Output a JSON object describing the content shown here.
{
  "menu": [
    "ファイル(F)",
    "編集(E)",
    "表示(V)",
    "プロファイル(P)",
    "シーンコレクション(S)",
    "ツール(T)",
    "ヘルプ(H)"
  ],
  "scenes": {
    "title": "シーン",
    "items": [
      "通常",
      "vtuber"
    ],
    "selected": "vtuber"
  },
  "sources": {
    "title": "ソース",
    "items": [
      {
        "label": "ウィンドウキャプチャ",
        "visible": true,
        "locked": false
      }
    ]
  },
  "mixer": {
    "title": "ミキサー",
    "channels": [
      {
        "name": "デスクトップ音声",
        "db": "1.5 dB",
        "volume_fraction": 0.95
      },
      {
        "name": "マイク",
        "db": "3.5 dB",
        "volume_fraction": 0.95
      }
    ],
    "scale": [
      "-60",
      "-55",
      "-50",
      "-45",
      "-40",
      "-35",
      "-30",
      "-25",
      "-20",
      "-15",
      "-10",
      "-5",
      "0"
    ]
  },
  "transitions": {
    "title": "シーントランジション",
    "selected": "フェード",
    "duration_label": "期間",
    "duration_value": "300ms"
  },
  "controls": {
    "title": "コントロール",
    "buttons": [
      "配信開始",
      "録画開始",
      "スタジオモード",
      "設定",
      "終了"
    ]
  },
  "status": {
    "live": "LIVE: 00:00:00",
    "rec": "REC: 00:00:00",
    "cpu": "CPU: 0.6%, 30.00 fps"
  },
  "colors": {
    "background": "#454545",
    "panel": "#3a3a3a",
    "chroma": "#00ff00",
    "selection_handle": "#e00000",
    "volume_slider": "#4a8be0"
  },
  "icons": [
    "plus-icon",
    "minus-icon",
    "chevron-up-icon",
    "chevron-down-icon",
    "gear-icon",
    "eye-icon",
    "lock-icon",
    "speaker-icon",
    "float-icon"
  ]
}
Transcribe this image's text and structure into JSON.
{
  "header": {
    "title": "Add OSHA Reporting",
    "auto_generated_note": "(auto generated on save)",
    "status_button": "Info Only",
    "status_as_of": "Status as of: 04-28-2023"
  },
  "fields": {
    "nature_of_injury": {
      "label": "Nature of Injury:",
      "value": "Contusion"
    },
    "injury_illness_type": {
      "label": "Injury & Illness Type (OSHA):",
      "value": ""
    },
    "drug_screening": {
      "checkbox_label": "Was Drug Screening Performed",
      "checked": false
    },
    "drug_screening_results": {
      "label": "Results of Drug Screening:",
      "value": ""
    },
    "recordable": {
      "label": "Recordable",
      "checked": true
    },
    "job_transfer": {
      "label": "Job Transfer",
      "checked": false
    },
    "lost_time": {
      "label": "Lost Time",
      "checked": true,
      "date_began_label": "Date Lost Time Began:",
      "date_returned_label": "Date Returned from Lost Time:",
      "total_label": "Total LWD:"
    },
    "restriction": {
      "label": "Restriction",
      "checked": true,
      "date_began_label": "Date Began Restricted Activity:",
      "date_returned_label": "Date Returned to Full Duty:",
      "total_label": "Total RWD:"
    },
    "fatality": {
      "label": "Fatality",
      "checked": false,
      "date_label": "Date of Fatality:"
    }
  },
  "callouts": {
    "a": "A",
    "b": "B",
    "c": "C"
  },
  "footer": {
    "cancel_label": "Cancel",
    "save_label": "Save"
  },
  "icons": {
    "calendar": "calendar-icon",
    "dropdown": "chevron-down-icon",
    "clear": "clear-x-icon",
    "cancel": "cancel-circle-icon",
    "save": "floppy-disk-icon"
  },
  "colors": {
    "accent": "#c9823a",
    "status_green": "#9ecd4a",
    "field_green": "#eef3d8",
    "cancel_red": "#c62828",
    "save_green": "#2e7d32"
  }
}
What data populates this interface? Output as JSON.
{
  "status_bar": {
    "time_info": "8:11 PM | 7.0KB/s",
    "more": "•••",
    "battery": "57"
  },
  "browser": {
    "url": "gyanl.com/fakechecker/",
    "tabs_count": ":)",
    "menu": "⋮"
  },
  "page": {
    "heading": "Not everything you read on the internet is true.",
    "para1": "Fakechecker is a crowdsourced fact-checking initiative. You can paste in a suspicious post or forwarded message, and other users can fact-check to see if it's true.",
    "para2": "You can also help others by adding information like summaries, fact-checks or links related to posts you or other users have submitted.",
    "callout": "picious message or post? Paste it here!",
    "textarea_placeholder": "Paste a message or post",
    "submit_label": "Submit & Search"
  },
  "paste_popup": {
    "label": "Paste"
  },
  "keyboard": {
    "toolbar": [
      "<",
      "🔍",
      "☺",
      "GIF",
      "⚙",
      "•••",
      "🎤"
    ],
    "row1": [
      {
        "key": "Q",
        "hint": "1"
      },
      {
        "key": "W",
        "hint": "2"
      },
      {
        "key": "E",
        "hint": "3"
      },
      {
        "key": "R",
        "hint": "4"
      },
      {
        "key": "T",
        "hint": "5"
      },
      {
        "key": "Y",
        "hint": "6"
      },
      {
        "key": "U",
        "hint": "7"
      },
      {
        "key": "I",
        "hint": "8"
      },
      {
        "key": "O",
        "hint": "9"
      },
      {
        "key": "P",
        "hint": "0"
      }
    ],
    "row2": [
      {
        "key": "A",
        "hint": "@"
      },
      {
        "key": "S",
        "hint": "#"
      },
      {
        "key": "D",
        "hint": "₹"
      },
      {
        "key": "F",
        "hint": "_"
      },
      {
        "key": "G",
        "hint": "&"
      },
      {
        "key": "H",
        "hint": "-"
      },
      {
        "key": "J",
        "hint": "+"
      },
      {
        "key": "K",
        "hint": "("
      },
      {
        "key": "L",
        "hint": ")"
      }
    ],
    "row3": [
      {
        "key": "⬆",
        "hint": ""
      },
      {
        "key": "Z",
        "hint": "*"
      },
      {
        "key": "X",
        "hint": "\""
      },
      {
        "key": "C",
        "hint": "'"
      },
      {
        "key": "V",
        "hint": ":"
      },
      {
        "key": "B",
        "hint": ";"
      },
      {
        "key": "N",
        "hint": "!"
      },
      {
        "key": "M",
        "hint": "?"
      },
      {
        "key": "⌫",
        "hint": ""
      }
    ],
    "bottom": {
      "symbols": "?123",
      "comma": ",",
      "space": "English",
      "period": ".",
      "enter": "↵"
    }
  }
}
•••
◆ **Task requirements**
Exactly as shown above, return every record.

◆ **Exercise result**
Output a JSON object describing the content shown here.
{
  "menu": [
    "ファイル(F)",
    "編集(E)",
    "表示(V)",
    "プロファイル(P)",
    "シーンコレクション(S)",
    "ツール(T)",
    "ヘルプ(H)"
  ],
  "scenes": {
    "title": "シーン",
    "items": [
      "通常",
      "vtuber"
    ],
    "selected": "vtuber"
  },
  "sources": {
    "title": "ソース",
    "items": [
      {
        "label": "ウィンドウキャプチャ",
        "visible": true,
        "locked": false
      }
    ]
  },
  "mixer": {
    "title": "ミキサー",
    "channels": [
      {
        "name": "デスクトップ音声",
        "db": "1.5 dB",
        "volume_fraction": 0.95
      },
      {
        "name": "マイク",
        "db": "3.5 dB",
        "volume_fraction": 0.95
      }
    ],
    "scale": [
      "-60",
      "-55",
      "-50",
      "-45",
      "-40",
      "-35",
      "-30",
      "-25",
      "-20",
      "-15",
      "-10",
      "-5",
      "0"
    ]
  },
  "transitions": {
    "title": "シーントランジション",
    "selected": "フェード",
    "duration_label": "期間",
    "duration_value": "300ms"
  },
  "controls": {
    "title": "コントロール",
    "buttons": [
      "配信開始",
      "録画開始",
      "スタジオモード",
      "設定",
      "終了"
    ]
  },
  "status": {
    "live": "LIVE: 00:00:00",
    "rec": "REC: 00:00:00",
    "cpu": "CPU: 0.6%, 30.00 fps"
  },
  "colors": {
    "background": "#454545",
    "panel": "#3a3a3a",
    "chroma": "#00ff00",
    "selection_handle": "#e00000",
    "volume_slider": "#4a8be0"
  },
  "icons": [
    "plus-icon",
    "minus-icon",
    "chevron-up-icon",
    "chevron-down-icon",
    "gear-icon",
    "eye-icon",
    "lock-icon",
    "speaker-icon",
    "float-icon"
  ]
}
Transcribe this image's text and structure into JSON.
{
  "header": {
    "title": "Add OSHA Reporting",
    "auto_generated_note": "(auto generated on save)",
    "status_button": "Info Only",
    "status_as_of": "Status as of: 04-28-2023"
  },
  "fields": {
    "nature_of_injury": {
      "label": "Nature of Injury:",
      "value": "Contusion"
    },
    "injury_illness_type": {
      "label": "Injury & Illness Type (OSHA):",
      "value": ""
    },
    "drug_screening": {
      "checkbox_label": "Was Drug Screening Performed",
      "checked": false
    },
    "drug_screening_results": {
      "label": "Results of Drug Screening:",
      "value": ""
    },
    "recordable": {
      "label": "Recordable",
      "checked": true
    },
    "job_transfer": {
      "label": "Job Transfer",
      "checked": false
    },
    "lost_time": {
      "label": "Lost Time",
      "checked": true,
      "date_began_label": "Date Lost Time Began:",
      "date_returned_label": "Date Returned from Lost Time:",
      "total_label": "Total LWD:"
    },
    "restriction": {
      "label": "Restriction",
      "checked": true,
      "date_began_label": "Date Began Restricted Activity:",
      "date_returned_label": "Date Returned to Full Duty:",
      "total_label": "Total RWD:"
    },
    "fatality": {
      "label": "Fatality",
      "checked": false,
      "date_label": "Date of Fatality:"
    }
  },
  "callouts": {
    "a": "A",
    "b": "B",
    "c": "C"
  },
  "footer": {
    "cancel_label": "Cancel",
    "save_label": "Save"
  },
  "icons": {
    "calendar": "calendar-icon",
    "dropdown": "chevron-down-icon",
    "clear": "clear-x-icon",
    "cancel": "cancel-circle-icon",
    "save": "floppy-disk-icon"
  },
  "colors": {
    "accent": "#c9823a",
    "status_green": "#9ecd4a",
    "field_green": "#eef3d8",
    "cancel_red": "#c62828",
    "save_green": "#2e7d32"
  }
}
What data populates this interface? Output as JSON.
{
  "status_bar": {
    "time_info": "8:11 PM | 7.0KB/s",
    "more": "•••",
    "battery": "57"
  },
  "browser": {
    "url": "gyanl.com/fakechecker/",
    "tabs_count": ":)",
    "menu": "⋮"
  },
  "page": {
    "heading": "Not everything you read on the internet is true.",
    "para1": "Fakechecker is a crowdsourced fact-checking initiative. You can paste in a suspicious post or forwarded message, and other users can fact-check to see if it's true.",
    "para2": "You can also help others by adding information like summaries, fact-checks or links related to posts you or other users have submitted.",
    "callout": "picious message or post? Paste it here!",
    "textarea_placeholder": "Paste a message or post",
    "submit_label": "Submit & Search"
  },
  "paste_popup": {
    "label": "Paste"
  },
  "keyboard": {
    "toolbar": [
      "<",
      "🔍",
      "☺",
      "GIF",
      "⚙",
      "•••",
      "🎤"
    ],
    "row1": [
      {
        "key": "Q",
        "hint": "1"
      },
      {
        "key": "W",
        "hint": "2"
      },
      {
        "key": "E",
        "hint": "3"
      },
      {
        "key": "R",
        "hint": "4"
      },
      {
        "key": "T",
        "hint": "5"
      },
      {
        "key": "Y",
        "hint": "6"
      },
      {
        "key": "U",
        "hint": "7"
      },
      {
        "key": "I",
        "hint": "8"
      },
      {
        "key": "O",
        "hint": "9"
      },
      {
        "key": "P",
        "hint": "0"
      }
    ],
    "row2": [
      {
        "key": "A",
        "hint": "@"
      },
      {
        "key": "S",
        "hint": "#"
      },
      {
        "key": "D",
        "hint": "₹"
      },
      {
        "key": "F",
        "hint": "_"
      },
      {
        "key": "G",
        "hint": "&"
      },
      {
        "key": "H",
        "hint": "-"
      },
      {
        "key": "J",
        "hint": "+"
      },
      {
        "key": "K",
        "hint": "("
      },
      {
        "key": "L",
        "hint": ")"
      }
    ],
    "row3": [
      {
        "key": "⬆",
        "hint": ""
      },
      {
        "key": "Z",
        "hint": "*"
      },
      {
        "key": "X",
        "hint": "\""
      },
      {
        "key": "C",
        "hint": "'"
      },
      {
        "key": "V",
        "hint": ":"
      },
      {
        "key": "B",
        "hint": ";"
      },
      {
        "key": "N",
        "hint": "!"
      },
      {
        "key": "M",
        "hint": "?"
      },
      {
        "key": "⌫",
        "hint": ""
      }
    ],
    "bottom": {
      "symbols": "?123",
      "comma": ",",
      "space": "English",
      "period": ".",
      "enter": "↵"
    }
  }
}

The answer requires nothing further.